Print all of the entries exactly, minus the pictures.

Rows from a figure dataset
________________________

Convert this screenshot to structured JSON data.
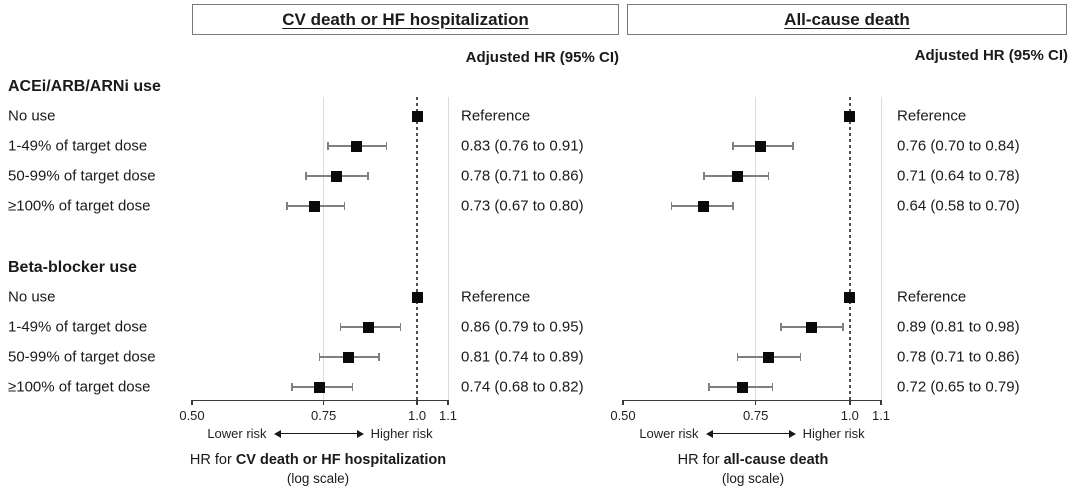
{
  "colors": {
    "marker": "#0a0a0a",
    "whisker": "#7f7f7f",
    "text": "#1a1a1a",
    "box_border": "#7a7a7a",
    "gridline": "#dcdcdc",
    "reference_line": "#4f4f4f",
    "background": "#ffffff"
  },
  "chart_data": [
    {
      "type": "scatter",
      "variant": "forest-plot",
      "title": "CV death or HF hospitalization",
      "hr_header": "Adjusted HR (95% CI)",
      "x_scale": "log",
      "xlim": [
        0.5,
        1.1
      ],
      "x_ticks": [
        0.5,
        0.75,
        1.0,
        1.1
      ],
      "x_tick_labels": [
        "0.50",
        "0.75",
        "1.0",
        "1.1"
      ],
      "reference_line": 1.0,
      "axis_annotation": {
        "left": "Lower risk",
        "right": "Higher risk"
      },
      "caption": {
        "prefix": "HR for ",
        "bold": "CV death or HF hospitalization",
        "line2": "(log scale)"
      },
      "groups": [
        {
          "label": "ACEi/ARB/ARNi use",
          "rows": [
            {
              "label": "No use",
              "hr": 1.0,
              "lo": null,
              "hi": null,
              "hr_text": "Reference"
            },
            {
              "label": "1-49% of target dose",
              "hr": 0.83,
              "lo": 0.76,
              "hi": 0.91,
              "hr_text": "0.83 (0.76 to 0.91)"
            },
            {
              "label": "50-99% of target dose",
              "hr": 0.78,
              "lo": 0.71,
              "hi": 0.86,
              "hr_text": "0.78 (0.71 to 0.86)"
            },
            {
              "label": "≥100% of target dose",
              "hr": 0.73,
              "lo": 0.67,
              "hi": 0.8,
              "hr_text": "0.73 (0.67 to 0.80)"
            }
          ]
        },
        {
          "label": "Beta-blocker use",
          "rows": [
            {
              "label": "No use",
              "hr": 1.0,
              "lo": null,
              "hi": null,
              "hr_text": "Reference"
            },
            {
              "label": "1-49% of target dose",
              "hr": 0.86,
              "lo": 0.79,
              "hi": 0.95,
              "hr_text": "0.86 (0.79 to 0.95)"
            },
            {
              "label": "50-99% of target dose",
              "hr": 0.81,
              "lo": 0.74,
              "hi": 0.89,
              "hr_text": "0.81 (0.74 to 0.89)"
            },
            {
              "label": "≥100% of target dose",
              "hr": 0.74,
              "lo": 0.68,
              "hi": 0.82,
              "hr_text": "0.74 (0.68 to 0.82)"
            }
          ]
        }
      ]
    },
    {
      "type": "scatter",
      "variant": "forest-plot",
      "title": "All-cause death",
      "hr_header": "Adjusted HR (95% CI)",
      "x_scale": "log",
      "xlim": [
        0.5,
        1.1
      ],
      "x_ticks": [
        0.5,
        0.75,
        1.0,
        1.1
      ],
      "x_tick_labels": [
        "0.50",
        "0.75",
        "1.0",
        "1.1"
      ],
      "reference_line": 1.0,
      "axis_annotation": {
        "left": "Lower risk",
        "right": "Higher risk"
      },
      "caption": {
        "prefix": "HR for ",
        "bold": "all-cause death",
        "line2": "(log scale)"
      },
      "groups": [
        {
          "label": "ACEi/ARB/ARNi use",
          "rows": [
            {
              "label": "No use",
              "hr": 1.0,
              "lo": null,
              "hi": null,
              "hr_text": "Reference"
            },
            {
              "label": "1-49% of target dose",
              "hr": 0.76,
              "lo": 0.7,
              "hi": 0.84,
              "hr_text": "0.76 (0.70 to 0.84)"
            },
            {
              "label": "50-99% of target dose",
              "hr": 0.71,
              "lo": 0.64,
              "hi": 0.78,
              "hr_text": "0.71 (0.64 to 0.78)"
            },
            {
              "label": "≥100% of target dose",
              "hr": 0.64,
              "lo": 0.58,
              "hi": 0.7,
              "hr_text": "0.64 (0.58 to 0.70)"
            }
          ]
        },
        {
          "label": "Beta-blocker use",
          "rows": [
            {
              "label": "No use",
              "hr": 1.0,
              "lo": null,
              "hi": null,
              "hr_text": "Reference"
            },
            {
              "label": "1-49% of target dose",
              "hr": 0.89,
              "lo": 0.81,
              "hi": 0.98,
              "hr_text": "0.89 (0.81 to 0.98)"
            },
            {
              "label": "50-99% of target dose",
              "hr": 0.78,
              "lo": 0.71,
              "hi": 0.86,
              "hr_text": "0.78 (0.71 to 0.86)"
            },
            {
              "label": "≥100% of target dose",
              "hr": 0.72,
              "lo": 0.65,
              "hi": 0.79,
              "hr_text": "0.72 (0.65 to 0.79)"
            }
          ]
        }
      ]
    }
  ]
}
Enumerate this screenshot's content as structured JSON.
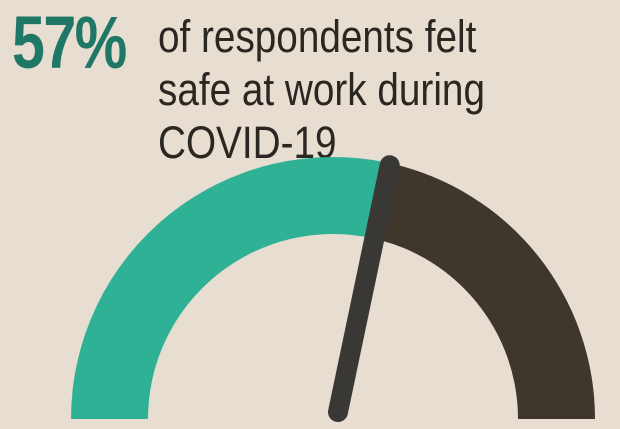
{
  "stat": {
    "value": "57%"
  },
  "caption": {
    "text": "of respondents felt safe at work during COVID-19"
  },
  "gauge": {
    "percent": 57,
    "colors": {
      "background": "#e7ddd0",
      "fill": "#2fb195",
      "remainder": "#3f372c",
      "needle": "#3a3835",
      "stat_text": "#1f7766",
      "caption_text": "#2a2722"
    }
  }
}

________________________

■ **FINAL RESULT**:
Convert this screenshot to structured JSON data.
{
  "colors": {
    "marker": "#0a0a0a",
    "whisker": "#7f7f7f",
    "text": "#1a1a1a",
    "box_border": "#7a7a7a",
    "gridline": "#dcdcdc",
    "reference_line": "#4f4f4f",
    "background": "#ffffff"
  },
  "chart_data": [
    {
      "type": "scatter",
      "variant": "forest-plot",
      "title": "CV death or HF hospitalization",
      "hr_header": "Adjusted HR (95% CI)",
      "x_scale": "log",
      "xlim": [
        0.5,
        1.1
      ],
      "x_ticks": [
        0.5,
        0.75,
        1.0,
        1.1
      ],
      "x_tick_labels": [
        "0.50",
        "0.75",
        "1.0",
        "1.1"
      ],
      "reference_line": 1.0,
      "axis_annotation": {
        "left": "Lower risk",
        "right": "Higher risk"
      },
      "caption": {
        "prefix": "HR for ",
        "bold": "CV death or HF hospitalization",
        "line2": "(log scale)"
      },
      "groups": [
        {
          "label": "ACEi/ARB/ARNi use",
          "rows": [
            {
              "label": "No use",
              "hr": 1.0,
              "lo": null,
              "hi": null,
              "hr_text": "Reference"
            },
            {
              "label": "1-49% of target dose",
              "hr": 0.83,
              "lo": 0.76,
              "hi": 0.91,
              "hr_text": "0.83 (0.76 to 0.91)"
            },
            {
              "label": "50-99% of target dose",
              "hr": 0.78,
              "lo": 0.71,
              "hi": 0.86,
              "hr_text": "0.78 (0.71 to 0.86)"
            },
            {
              "label": "≥100% of target dose",
              "hr": 0.73,
              "lo": 0.67,
              "hi": 0.8,
              "hr_text": "0.73 (0.67 to 0.80)"
            }
          ]
        },
        {
          "label": "Beta-blocker use",
          "rows": [
            {
              "label": "No use",
              "hr": 1.0,
              "lo": null,
              "hi": null,
              "hr_text": "Reference"
            },
            {
              "label": "1-49% of target dose",
              "hr": 0.86,
              "lo": 0.79,
              "hi": 0.95,
              "hr_text": "0.86 (0.79 to 0.95)"
            },
            {
              "label": "50-99% of target dose",
              "hr": 0.81,
              "lo": 0.74,
              "hi": 0.89,
              "hr_text": "0.81 (0.74 to 0.89)"
            },
            {
              "label": "≥100% of target dose",
              "hr": 0.74,
              "lo": 0.68,
              "hi": 0.82,
              "hr_text": "0.74 (0.68 to 0.82)"
            }
          ]
        }
      ]
    },
    {
      "type": "scatter",
      "variant": "forest-plot",
      "title": "All-cause death",
      "hr_header": "Adjusted HR (95% CI)",
      "x_scale": "log",
      "xlim": [
        0.5,
        1.1
      ],
      "x_ticks": [
        0.5,
        0.75,
        1.0,
        1.1
      ],
      "x_tick_labels": [
        "0.50",
        "0.75",
        "1.0",
        "1.1"
      ],
      "reference_line": 1.0,
      "axis_annotation": {
        "left": "Lower risk",
        "right": "Higher risk"
      },
      "caption": {
        "prefix": "HR for ",
        "bold": "all-cause death",
        "line2": "(log scale)"
      },
      "groups": [
        {
          "label": "ACEi/ARB/ARNi use",
          "rows": [
            {
              "label": "No use",
              "hr": 1.0,
              "lo": null,
              "hi": null,
              "hr_text": "Reference"
            },
            {
              "label": "1-49% of target dose",
              "hr": 0.76,
              "lo": 0.7,
              "hi": 0.84,
              "hr_text": "0.76 (0.70 to 0.84)"
            },
            {
              "label": "50-99% of target dose",
              "hr": 0.71,
              "lo": 0.64,
              "hi": 0.78,
              "hr_text": "0.71 (0.64 to 0.78)"
            },
            {
              "label": "≥100% of target dose",
              "hr": 0.64,
              "lo": 0.58,
              "hi": 0.7,
              "hr_text": "0.64 (0.58 to 0.70)"
            }
          ]
        },
        {
          "label": "Beta-blocker use",
          "rows": [
            {
              "label": "No use",
              "hr": 1.0,
              "lo": null,
              "hi": null,
              "hr_text": "Reference"
            },
            {
              "label": "1-49% of target dose",
              "hr": 0.89,
              "lo": 0.81,
              "hi": 0.98,
              "hr_text": "0.89 (0.81 to 0.98)"
            },
            {
              "label": "50-99% of target dose",
              "hr": 0.78,
              "lo": 0.71,
              "hi": 0.86,
              "hr_text": "0.78 (0.71 to 0.86)"
            },
            {
              "label": "≥100% of target dose",
              "hr": 0.72,
              "lo": 0.65,
              "hi": 0.79,
              "hr_text": "0.72 (0.65 to 0.79)"
            }
          ]
        }
      ]
    }
  ]
}
Enumerate this screenshot's content as structured JSON.
{
  "stat": {
    "value": "57%"
  },
  "caption": {
    "text": "of respondents felt safe at work during COVID-19"
  },
  "gauge": {
    "percent": 57,
    "colors": {
      "background": "#e7ddd0",
      "fill": "#2fb195",
      "remainder": "#3f372c",
      "needle": "#3a3835",
      "stat_text": "#1f7766",
      "caption_text": "#2a2722"
    }
  }
}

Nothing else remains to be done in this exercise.